> _AIM_
Rewrite the data below with every "connector" changed to "link" and nothing else altered, leaving out the pictures.
--- Start RECORDS SUPPLIED ---
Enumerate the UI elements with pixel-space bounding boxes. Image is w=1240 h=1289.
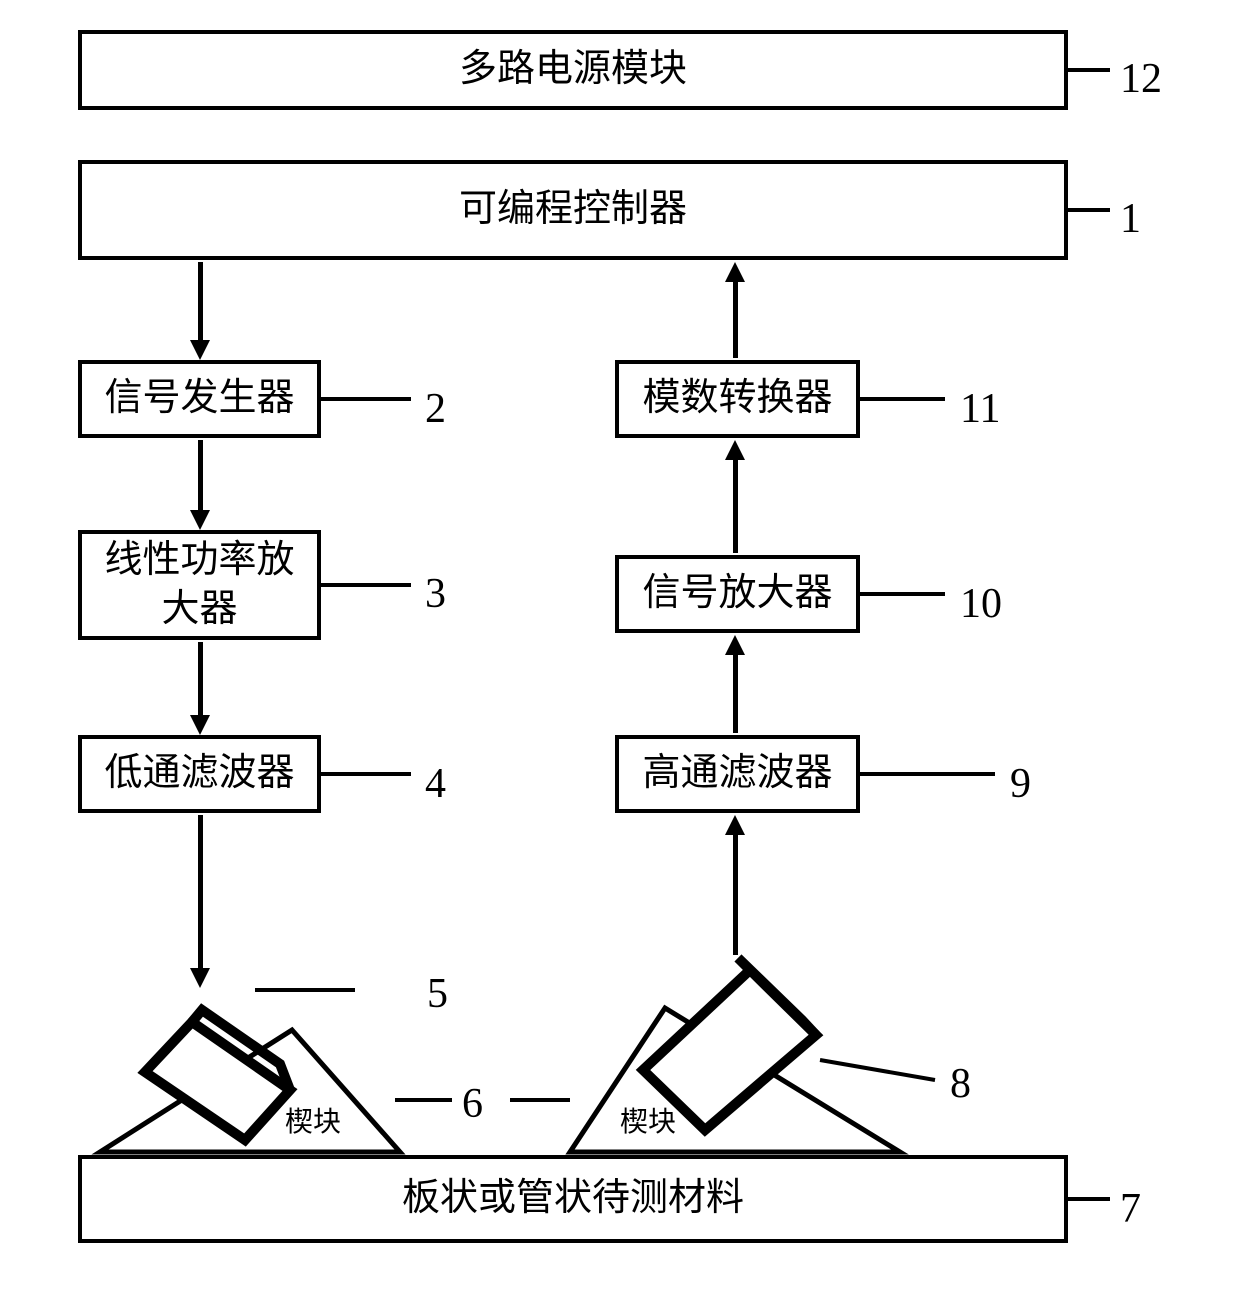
label-6: 6 — [462, 1080, 483, 1128]
label-12: 12 — [1120, 55, 1162, 103]
arrowhead-3-4 — [190, 715, 210, 735]
label-3: 3 — [425, 570, 446, 618]
box-adc-label: 模数转换器 — [642, 374, 832, 423]
label-10: 10 — [960, 580, 1002, 628]
arrowhead-11-1 — [725, 262, 745, 282]
label-4: 4 — [425, 760, 446, 808]
wedge-right-label: 楔块 — [620, 1100, 676, 1140]
arrowhead-10-11 — [725, 440, 745, 460]
connector-power-amplifier — [321, 583, 411, 587]
label-1: 1 — [1120, 195, 1141, 243]
arrowhead-9-10 — [725, 635, 745, 655]
connector-lowpass-filter — [321, 772, 411, 776]
arrow-line-1-2 — [198, 262, 203, 342]
label-9: 9 — [1010, 760, 1031, 808]
box-highpass-filter: 高通滤波器 — [615, 735, 860, 813]
box-signal-amplifier: 信号放大器 — [615, 555, 860, 633]
box-material-label: 板状或管状待测材料 — [402, 1174, 744, 1223]
wedge-left — [100, 1030, 400, 1152]
label-2: 2 — [425, 385, 446, 433]
arrowhead-8-9 — [725, 815, 745, 835]
box-controller: 可编程控制器 — [78, 160, 1068, 260]
label-11: 11 — [960, 385, 1000, 433]
label-7: 7 — [1120, 1185, 1141, 1233]
arrow-line-2-3 — [198, 440, 203, 512]
arrow-line-9-10 — [733, 655, 738, 733]
label-8: 8 — [950, 1060, 971, 1108]
box-power-amplifier: 线性功率放 大器 — [78, 530, 321, 640]
connector-signal-generator — [321, 397, 411, 401]
connector-signal-amplifier — [860, 592, 945, 596]
arrow-line-8-9 — [733, 835, 738, 955]
arrowhead-1-2 — [190, 340, 210, 360]
box-highpass-filter-label: 高通滤波器 — [642, 749, 832, 798]
arrow-line-4-5 — [198, 815, 203, 970]
box-controller-label: 可编程控制器 — [459, 185, 687, 234]
transducer-left-body — [145, 1022, 290, 1140]
box-material: 板状或管状待测材料 — [78, 1155, 1068, 1243]
box-adc: 模数转换器 — [615, 360, 860, 438]
box-lowpass-filter: 低通滤波器 — [78, 735, 321, 813]
connector-controller — [1068, 208, 1110, 212]
arrowhead-4-5 — [190, 968, 210, 988]
box-power-module: 多路电源模块 — [78, 30, 1068, 110]
label-5: 5 — [427, 970, 448, 1018]
arrowhead-2-3 — [190, 510, 210, 530]
box-signal-generator: 信号发生器 — [78, 360, 321, 438]
connector-adc — [860, 397, 945, 401]
connector-material — [1068, 1197, 1110, 1201]
block-diagram: 多路电源模块 12 可编程控制器 1 信号发生器 2 线性功率放 大器 3 低通… — [0, 0, 1240, 1289]
connector-power-module — [1068, 68, 1110, 72]
arrow-line-3-4 — [198, 642, 203, 717]
box-signal-generator-label: 信号发生器 — [104, 374, 294, 423]
connector-label-8 — [820, 1060, 935, 1080]
transducer-right-top — [738, 958, 816, 1035]
arrow-line-11-1 — [733, 282, 738, 358]
transducer-left-top — [192, 1010, 290, 1090]
connector-highpass-filter — [860, 772, 995, 776]
wedge-left-label: 楔块 — [285, 1100, 341, 1140]
box-signal-amplifier-label: 信号放大器 — [642, 569, 832, 618]
box-power-module-label: 多路电源模块 — [459, 45, 687, 94]
arrow-line-10-11 — [733, 460, 738, 553]
box-power-amplifier-label: 线性功率放 大器 — [104, 536, 294, 635]
box-lowpass-filter-label: 低通滤波器 — [104, 749, 294, 798]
--- End RECORDS SUPPLIED ---
> _EXERCISE OUTPUT_
Enumerate the UI elements with pixel-space bounding boxes. Image is w=1240 h=1289.
label-6: 6 — [462, 1080, 483, 1128]
label-12: 12 — [1120, 55, 1162, 103]
arrowhead-3-4 — [190, 715, 210, 735]
label-3: 3 — [425, 570, 446, 618]
box-adc-label: 模数转换器 — [642, 374, 832, 423]
label-10: 10 — [960, 580, 1002, 628]
arrowhead-11-1 — [725, 262, 745, 282]
label-4: 4 — [425, 760, 446, 808]
wedge-right-label: 楔块 — [620, 1100, 676, 1140]
arrowhead-10-11 — [725, 440, 745, 460]
link-power-amplifier — [321, 583, 411, 587]
label-1: 1 — [1120, 195, 1141, 243]
arrowhead-9-10 — [725, 635, 745, 655]
link-lowpass-filter — [321, 772, 411, 776]
arrow-line-1-2 — [198, 262, 203, 342]
label-9: 9 — [1010, 760, 1031, 808]
box-highpass-filter: 高通滤波器 — [615, 735, 860, 813]
box-signal-amplifier: 信号放大器 — [615, 555, 860, 633]
box-material-label: 板状或管状待测材料 — [402, 1174, 744, 1223]
wedge-left — [100, 1030, 400, 1152]
label-2: 2 — [425, 385, 446, 433]
arrowhead-8-9 — [725, 815, 745, 835]
box-controller: 可编程控制器 — [78, 160, 1068, 260]
label-11: 11 — [960, 385, 1000, 433]
label-7: 7 — [1120, 1185, 1141, 1233]
arrow-line-2-3 — [198, 440, 203, 512]
arrow-line-9-10 — [733, 655, 738, 733]
label-8: 8 — [950, 1060, 971, 1108]
box-power-amplifier: 线性功率放 大器 — [78, 530, 321, 640]
link-signal-generator — [321, 397, 411, 401]
link-signal-amplifier — [860, 592, 945, 596]
arrow-line-8-9 — [733, 835, 738, 955]
arrowhead-1-2 — [190, 340, 210, 360]
box-highpass-filter-label: 高通滤波器 — [642, 749, 832, 798]
arrow-line-4-5 — [198, 815, 203, 970]
box-controller-label: 可编程控制器 — [459, 185, 687, 234]
transducer-left-body — [145, 1022, 290, 1140]
box-material: 板状或管状待测材料 — [78, 1155, 1068, 1243]
box-adc: 模数转换器 — [615, 360, 860, 438]
box-lowpass-filter: 低通滤波器 — [78, 735, 321, 813]
link-controller — [1068, 208, 1110, 212]
arrowhead-4-5 — [190, 968, 210, 988]
box-power-module: 多路电源模块 — [78, 30, 1068, 110]
label-5: 5 — [427, 970, 448, 1018]
arrowhead-2-3 — [190, 510, 210, 530]
box-signal-generator: 信号发生器 — [78, 360, 321, 438]
link-adc — [860, 397, 945, 401]
link-material — [1068, 1197, 1110, 1201]
block-diagram: 多路电源模块 12 可编程控制器 1 信号发生器 2 线性功率放 大器 3 低通… — [0, 0, 1240, 1289]
link-power-module — [1068, 68, 1110, 72]
arrow-line-3-4 — [198, 642, 203, 717]
box-signal-generator-label: 信号发生器 — [104, 374, 294, 423]
link-label-8 — [820, 1060, 935, 1080]
transducer-right-top — [738, 958, 816, 1035]
arrow-line-11-1 — [733, 282, 738, 358]
transducer-left-top — [192, 1010, 290, 1090]
link-highpass-filter — [860, 772, 995, 776]
wedge-left-label: 楔块 — [285, 1100, 341, 1140]
box-signal-amplifier-label: 信号放大器 — [642, 569, 832, 618]
box-power-module-label: 多路电源模块 — [459, 45, 687, 94]
arrow-line-10-11 — [733, 460, 738, 553]
box-power-amplifier-label: 线性功率放 大器 — [104, 536, 294, 635]
box-lowpass-filter-label: 低通滤波器 — [104, 749, 294, 798]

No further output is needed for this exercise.